-- Data to process start --
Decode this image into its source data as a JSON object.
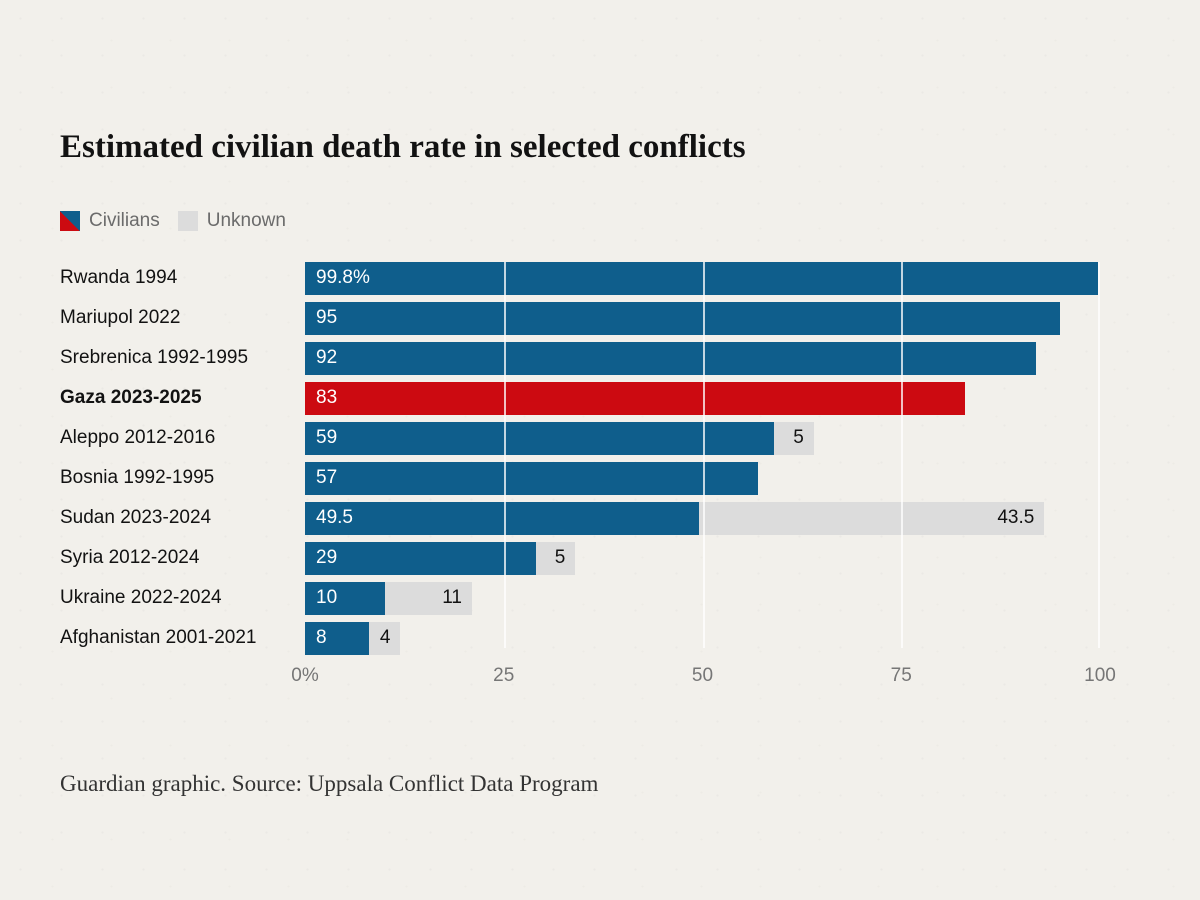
{
  "chart_data": {
    "type": "bar",
    "orientation": "horizontal",
    "title": "Estimated civilian death rate in selected conflicts",
    "categories": [
      "Rwanda 1994",
      "Mariupol 2022",
      "Srebrenica 1992-1995",
      "Gaza 2023-2025",
      "Aleppo 2012-2016",
      "Bosnia 1992-1995",
      "Sudan 2023-2024",
      "Syria 2012-2024",
      "Ukraine 2022-2024",
      "Afghanistan 2001-2021"
    ],
    "series": [
      {
        "name": "Civilians",
        "values": [
          99.8,
          95,
          92,
          83,
          59,
          57,
          49.5,
          29,
          10,
          8
        ],
        "labels": [
          "99.8%",
          "95",
          "92",
          "83",
          "59",
          "57",
          "49.5",
          "29",
          "10",
          "8"
        ]
      },
      {
        "name": "Unknown",
        "values": [
          0,
          0,
          0,
          0,
          5,
          0,
          43.5,
          5,
          11,
          4
        ],
        "labels": [
          "",
          "",
          "",
          "",
          "5",
          "",
          "43.5",
          "5",
          "11",
          "4"
        ]
      }
    ],
    "highlight_index": 3,
    "highlight_category": "Gaza 2023-2025",
    "x_ticks": [
      "0%",
      "25",
      "50",
      "75",
      "100"
    ],
    "x_tick_positions": [
      0,
      25,
      50,
      75,
      100
    ],
    "xlim": [
      0,
      100
    ],
    "grid": true,
    "legend_position": "top-left",
    "legend": [
      {
        "label": "Civilians",
        "swatch": "blue-red-diagonal"
      },
      {
        "label": "Unknown",
        "swatch": "gray"
      }
    ],
    "colors": {
      "civilians": "#0f5e8c",
      "highlight": "#cc0a11",
      "unknown": "#dcdcdc",
      "background": "#f2f0eb",
      "gridline": "#ffffff"
    },
    "source": "Guardian graphic. Source: Uppsala Conflict Data Program"
  }
}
-- Data to process end --
→ Given request: Going through the entries above, tally each line that has the word "source". Answer with the number only.

→ Worked answer: 2